**TASK REQUIREMENTS:** Lines that include the word "South" are the ones to copy.

**RECORDS TO PROCESS:**
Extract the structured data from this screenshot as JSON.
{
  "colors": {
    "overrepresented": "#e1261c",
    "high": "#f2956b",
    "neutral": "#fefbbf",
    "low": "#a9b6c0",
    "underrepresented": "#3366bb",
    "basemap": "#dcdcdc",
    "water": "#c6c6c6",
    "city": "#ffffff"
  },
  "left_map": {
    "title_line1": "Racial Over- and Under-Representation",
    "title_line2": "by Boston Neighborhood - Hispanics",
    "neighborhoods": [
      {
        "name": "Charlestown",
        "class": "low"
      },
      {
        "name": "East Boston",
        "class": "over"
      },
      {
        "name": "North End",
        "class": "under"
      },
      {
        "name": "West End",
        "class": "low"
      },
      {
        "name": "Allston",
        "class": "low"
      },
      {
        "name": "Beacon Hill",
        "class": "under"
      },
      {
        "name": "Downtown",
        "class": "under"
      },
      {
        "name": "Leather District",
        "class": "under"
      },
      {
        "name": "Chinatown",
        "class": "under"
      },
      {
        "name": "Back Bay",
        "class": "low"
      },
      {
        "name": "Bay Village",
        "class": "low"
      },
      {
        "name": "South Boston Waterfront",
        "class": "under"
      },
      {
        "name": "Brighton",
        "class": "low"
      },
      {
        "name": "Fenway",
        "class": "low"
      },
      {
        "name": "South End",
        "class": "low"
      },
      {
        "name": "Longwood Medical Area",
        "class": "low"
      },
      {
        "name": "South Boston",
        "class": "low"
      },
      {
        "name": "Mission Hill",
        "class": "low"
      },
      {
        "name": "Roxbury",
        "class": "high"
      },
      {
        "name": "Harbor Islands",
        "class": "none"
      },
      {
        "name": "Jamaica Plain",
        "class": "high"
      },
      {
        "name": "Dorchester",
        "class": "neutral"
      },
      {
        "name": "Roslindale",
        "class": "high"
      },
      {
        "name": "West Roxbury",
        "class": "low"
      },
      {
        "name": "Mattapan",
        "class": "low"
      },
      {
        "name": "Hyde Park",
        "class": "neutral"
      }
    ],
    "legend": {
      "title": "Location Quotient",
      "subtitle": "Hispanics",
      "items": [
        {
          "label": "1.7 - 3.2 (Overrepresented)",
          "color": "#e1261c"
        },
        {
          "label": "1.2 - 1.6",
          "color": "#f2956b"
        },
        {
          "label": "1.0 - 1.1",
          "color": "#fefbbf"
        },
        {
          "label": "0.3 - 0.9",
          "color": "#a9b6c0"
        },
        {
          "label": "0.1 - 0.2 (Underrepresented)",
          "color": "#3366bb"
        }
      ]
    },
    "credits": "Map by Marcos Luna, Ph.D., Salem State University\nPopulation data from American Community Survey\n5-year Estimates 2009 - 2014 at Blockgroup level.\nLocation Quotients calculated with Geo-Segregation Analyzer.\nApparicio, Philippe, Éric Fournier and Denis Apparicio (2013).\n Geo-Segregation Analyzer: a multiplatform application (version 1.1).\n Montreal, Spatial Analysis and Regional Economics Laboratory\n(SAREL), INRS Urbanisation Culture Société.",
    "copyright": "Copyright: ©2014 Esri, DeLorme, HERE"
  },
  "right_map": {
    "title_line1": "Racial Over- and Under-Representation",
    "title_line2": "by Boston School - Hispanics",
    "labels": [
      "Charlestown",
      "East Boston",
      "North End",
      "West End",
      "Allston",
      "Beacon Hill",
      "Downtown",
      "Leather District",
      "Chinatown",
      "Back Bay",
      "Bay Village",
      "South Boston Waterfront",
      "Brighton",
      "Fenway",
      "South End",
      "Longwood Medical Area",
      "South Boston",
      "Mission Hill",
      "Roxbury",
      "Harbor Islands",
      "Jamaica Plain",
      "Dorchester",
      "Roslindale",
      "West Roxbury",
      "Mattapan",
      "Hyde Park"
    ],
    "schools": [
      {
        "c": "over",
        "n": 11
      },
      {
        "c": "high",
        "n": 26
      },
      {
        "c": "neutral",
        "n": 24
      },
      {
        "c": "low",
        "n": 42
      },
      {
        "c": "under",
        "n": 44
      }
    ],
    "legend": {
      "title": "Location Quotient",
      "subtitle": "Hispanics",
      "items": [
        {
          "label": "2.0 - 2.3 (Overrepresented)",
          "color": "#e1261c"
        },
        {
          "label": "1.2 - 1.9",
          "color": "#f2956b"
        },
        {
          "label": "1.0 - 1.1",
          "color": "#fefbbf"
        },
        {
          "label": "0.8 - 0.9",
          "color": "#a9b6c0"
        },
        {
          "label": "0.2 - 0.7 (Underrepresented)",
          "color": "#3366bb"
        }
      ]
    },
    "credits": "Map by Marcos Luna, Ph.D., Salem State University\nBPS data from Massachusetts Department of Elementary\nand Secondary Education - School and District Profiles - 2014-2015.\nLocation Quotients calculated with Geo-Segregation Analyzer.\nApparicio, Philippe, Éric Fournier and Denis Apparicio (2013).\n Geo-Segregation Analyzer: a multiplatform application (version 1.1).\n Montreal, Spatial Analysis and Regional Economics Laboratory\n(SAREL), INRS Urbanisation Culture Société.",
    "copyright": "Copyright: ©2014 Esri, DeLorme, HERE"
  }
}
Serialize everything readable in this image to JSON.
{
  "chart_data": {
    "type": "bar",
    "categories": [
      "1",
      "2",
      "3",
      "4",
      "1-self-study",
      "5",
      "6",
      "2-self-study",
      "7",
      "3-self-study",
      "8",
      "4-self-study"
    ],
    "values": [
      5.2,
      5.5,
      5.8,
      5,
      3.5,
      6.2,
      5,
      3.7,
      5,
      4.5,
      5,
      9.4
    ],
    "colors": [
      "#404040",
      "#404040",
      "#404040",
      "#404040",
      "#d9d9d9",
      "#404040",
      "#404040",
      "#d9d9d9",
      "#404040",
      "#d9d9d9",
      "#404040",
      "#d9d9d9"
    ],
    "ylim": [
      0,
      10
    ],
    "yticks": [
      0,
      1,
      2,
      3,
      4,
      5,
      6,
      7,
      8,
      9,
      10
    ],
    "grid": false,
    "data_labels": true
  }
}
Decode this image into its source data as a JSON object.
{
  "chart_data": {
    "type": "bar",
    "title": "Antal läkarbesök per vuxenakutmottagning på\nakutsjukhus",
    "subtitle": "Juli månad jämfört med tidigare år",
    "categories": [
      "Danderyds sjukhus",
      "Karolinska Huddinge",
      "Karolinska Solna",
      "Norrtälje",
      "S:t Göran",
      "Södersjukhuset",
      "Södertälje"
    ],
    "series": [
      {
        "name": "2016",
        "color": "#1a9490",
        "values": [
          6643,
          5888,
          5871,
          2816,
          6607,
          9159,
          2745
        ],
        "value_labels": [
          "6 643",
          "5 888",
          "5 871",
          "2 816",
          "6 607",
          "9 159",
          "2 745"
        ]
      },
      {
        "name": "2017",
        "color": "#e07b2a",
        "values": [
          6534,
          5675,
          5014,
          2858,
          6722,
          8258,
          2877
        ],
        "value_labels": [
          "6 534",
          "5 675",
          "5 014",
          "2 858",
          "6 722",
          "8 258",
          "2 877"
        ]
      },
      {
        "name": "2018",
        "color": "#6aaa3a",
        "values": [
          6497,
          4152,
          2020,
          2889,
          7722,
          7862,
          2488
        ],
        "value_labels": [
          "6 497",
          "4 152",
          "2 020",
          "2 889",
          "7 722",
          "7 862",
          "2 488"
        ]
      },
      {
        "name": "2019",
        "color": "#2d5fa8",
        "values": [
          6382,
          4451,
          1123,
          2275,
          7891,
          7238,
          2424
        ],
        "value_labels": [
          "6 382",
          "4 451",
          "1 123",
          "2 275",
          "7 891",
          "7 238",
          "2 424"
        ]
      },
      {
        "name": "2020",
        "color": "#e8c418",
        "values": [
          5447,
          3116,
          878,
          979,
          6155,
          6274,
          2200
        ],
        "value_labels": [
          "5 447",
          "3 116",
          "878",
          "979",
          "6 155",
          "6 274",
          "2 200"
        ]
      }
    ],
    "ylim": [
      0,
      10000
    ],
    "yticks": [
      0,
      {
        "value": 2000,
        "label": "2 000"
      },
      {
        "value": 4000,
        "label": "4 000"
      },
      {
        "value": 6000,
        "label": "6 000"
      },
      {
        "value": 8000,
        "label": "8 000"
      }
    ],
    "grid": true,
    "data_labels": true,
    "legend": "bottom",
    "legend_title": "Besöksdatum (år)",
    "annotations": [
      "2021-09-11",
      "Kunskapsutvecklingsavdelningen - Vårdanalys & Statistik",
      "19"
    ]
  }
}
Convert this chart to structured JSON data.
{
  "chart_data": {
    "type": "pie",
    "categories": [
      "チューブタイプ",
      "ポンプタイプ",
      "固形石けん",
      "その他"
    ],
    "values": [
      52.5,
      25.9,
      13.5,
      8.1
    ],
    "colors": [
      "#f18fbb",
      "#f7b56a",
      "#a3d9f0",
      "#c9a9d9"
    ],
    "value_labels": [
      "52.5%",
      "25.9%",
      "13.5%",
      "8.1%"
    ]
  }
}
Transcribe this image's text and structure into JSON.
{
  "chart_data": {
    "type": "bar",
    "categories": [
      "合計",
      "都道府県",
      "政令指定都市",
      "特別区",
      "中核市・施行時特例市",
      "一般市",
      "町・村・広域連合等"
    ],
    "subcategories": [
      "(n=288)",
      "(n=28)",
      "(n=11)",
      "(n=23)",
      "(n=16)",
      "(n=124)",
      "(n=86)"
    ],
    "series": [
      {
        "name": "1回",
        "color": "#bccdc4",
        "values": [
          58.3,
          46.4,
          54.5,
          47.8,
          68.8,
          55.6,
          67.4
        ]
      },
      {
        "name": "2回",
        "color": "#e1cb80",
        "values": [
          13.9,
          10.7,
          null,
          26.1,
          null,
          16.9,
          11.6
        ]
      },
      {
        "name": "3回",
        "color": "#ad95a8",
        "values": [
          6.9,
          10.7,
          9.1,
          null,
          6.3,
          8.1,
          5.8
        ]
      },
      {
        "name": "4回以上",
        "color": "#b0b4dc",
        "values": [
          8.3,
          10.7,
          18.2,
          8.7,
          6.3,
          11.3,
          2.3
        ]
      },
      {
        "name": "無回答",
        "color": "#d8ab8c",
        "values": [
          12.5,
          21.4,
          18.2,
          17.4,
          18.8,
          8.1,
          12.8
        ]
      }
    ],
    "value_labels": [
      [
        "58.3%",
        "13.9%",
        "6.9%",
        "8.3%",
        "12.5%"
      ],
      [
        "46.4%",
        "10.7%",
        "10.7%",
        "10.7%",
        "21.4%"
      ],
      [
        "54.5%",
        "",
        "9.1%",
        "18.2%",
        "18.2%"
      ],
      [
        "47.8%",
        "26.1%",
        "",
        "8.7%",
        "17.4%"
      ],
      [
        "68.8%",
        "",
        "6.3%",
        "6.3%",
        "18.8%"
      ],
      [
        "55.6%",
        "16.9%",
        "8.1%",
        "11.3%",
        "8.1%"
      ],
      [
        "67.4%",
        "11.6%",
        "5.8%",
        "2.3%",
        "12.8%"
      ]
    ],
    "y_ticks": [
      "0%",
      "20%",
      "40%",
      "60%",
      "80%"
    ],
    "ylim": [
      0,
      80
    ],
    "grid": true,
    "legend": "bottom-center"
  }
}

**TASK RESULT:**
        "name": "South Boston Waterfront",
        "name": "South End",
        "name": "South Boston",
      "South Boston Waterfront",
      "South End",
      "South Boston",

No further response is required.